## Work to do
Check each line of the records below and collect those that include the word "title".
* START *
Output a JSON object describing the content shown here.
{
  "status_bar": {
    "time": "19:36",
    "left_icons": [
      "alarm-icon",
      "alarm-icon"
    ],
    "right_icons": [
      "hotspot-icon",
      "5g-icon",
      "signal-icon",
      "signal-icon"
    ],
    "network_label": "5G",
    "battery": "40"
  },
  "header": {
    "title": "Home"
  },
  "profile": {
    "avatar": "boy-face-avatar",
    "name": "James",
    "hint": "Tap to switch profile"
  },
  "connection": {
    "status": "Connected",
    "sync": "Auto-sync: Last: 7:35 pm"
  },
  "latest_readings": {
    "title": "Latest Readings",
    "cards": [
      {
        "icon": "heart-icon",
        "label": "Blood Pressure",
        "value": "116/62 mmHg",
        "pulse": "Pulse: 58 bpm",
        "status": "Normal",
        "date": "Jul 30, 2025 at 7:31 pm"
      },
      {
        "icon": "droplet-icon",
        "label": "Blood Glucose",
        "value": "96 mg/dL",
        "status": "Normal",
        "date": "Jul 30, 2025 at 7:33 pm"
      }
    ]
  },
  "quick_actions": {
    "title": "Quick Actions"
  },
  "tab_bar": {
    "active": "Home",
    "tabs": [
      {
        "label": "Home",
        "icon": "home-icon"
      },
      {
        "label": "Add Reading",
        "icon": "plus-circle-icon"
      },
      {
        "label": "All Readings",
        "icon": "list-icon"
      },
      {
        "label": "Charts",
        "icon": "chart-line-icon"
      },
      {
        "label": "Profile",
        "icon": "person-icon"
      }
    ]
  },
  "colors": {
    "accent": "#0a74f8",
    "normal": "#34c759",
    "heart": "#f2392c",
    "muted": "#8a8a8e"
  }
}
* END *
## Result
    "title": "Home"
    "title": "Latest Readings",
    "title": "Quick Actions"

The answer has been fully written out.